Collected data entries:
◆ ◆ ◆ ◆ ◆ ◆ ◆

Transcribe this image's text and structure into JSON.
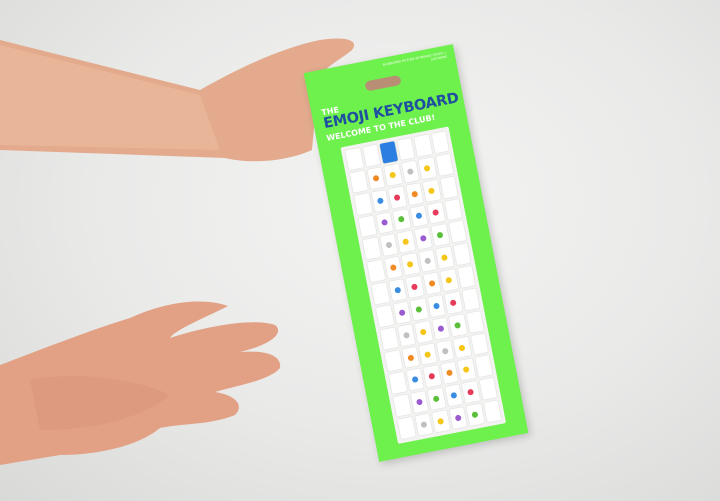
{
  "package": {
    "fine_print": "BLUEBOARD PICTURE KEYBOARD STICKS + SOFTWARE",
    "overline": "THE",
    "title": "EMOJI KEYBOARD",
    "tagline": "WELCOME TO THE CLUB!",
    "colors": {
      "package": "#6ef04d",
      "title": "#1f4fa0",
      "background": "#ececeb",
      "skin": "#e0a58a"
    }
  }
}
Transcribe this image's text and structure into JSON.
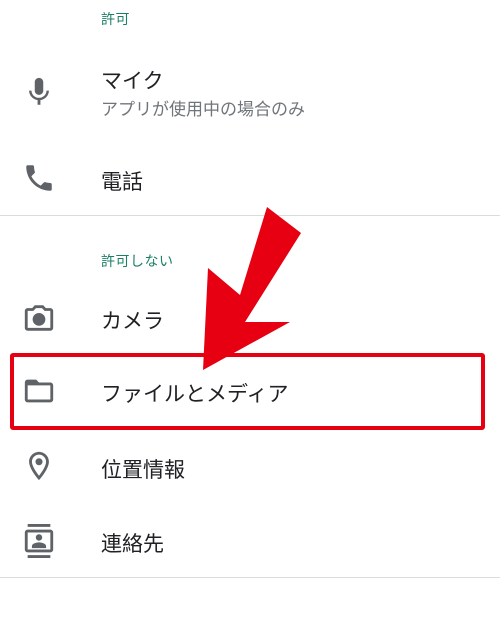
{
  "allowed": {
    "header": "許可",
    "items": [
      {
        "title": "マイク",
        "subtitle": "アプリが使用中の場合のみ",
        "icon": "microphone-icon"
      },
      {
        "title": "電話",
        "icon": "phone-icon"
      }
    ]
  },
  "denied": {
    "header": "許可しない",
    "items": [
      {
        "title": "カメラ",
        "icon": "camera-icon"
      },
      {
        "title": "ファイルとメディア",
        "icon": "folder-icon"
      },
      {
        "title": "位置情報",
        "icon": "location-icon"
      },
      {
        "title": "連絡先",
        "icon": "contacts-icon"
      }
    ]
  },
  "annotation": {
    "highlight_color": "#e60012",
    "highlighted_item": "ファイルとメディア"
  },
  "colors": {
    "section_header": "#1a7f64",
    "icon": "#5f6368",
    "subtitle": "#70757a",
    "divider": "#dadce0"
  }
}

◆ ◆ ◆ ◆ ◆ ◆ ◆

Task directions — Write out every entry again word for word, without any of the pictures.

Worked answer —
Transcribe this image's text and structure into JSON.
{
  "package": {
    "fine_print": "BLUEBOARD PICTURE KEYBOARD STICKS + SOFTWARE",
    "overline": "THE",
    "title": "EMOJI KEYBOARD",
    "tagline": "WELCOME TO THE CLUB!",
    "colors": {
      "package": "#6ef04d",
      "title": "#1f4fa0",
      "background": "#ececeb",
      "skin": "#e0a58a"
    }
  }
}
Transcribe this image's text and structure into JSON.
{
  "allowed": {
    "header": "許可",
    "items": [
      {
        "title": "マイク",
        "subtitle": "アプリが使用中の場合のみ",
        "icon": "microphone-icon"
      },
      {
        "title": "電話",
        "icon": "phone-icon"
      }
    ]
  },
  "denied": {
    "header": "許可しない",
    "items": [
      {
        "title": "カメラ",
        "icon": "camera-icon"
      },
      {
        "title": "ファイルとメディア",
        "icon": "folder-icon"
      },
      {
        "title": "位置情報",
        "icon": "location-icon"
      },
      {
        "title": "連絡先",
        "icon": "contacts-icon"
      }
    ]
  },
  "annotation": {
    "highlight_color": "#e60012",
    "highlighted_item": "ファイルとメディア"
  },
  "colors": {
    "section_header": "#1a7f64",
    "icon": "#5f6368",
    "subtitle": "#70757a",
    "divider": "#dadce0"
  }
}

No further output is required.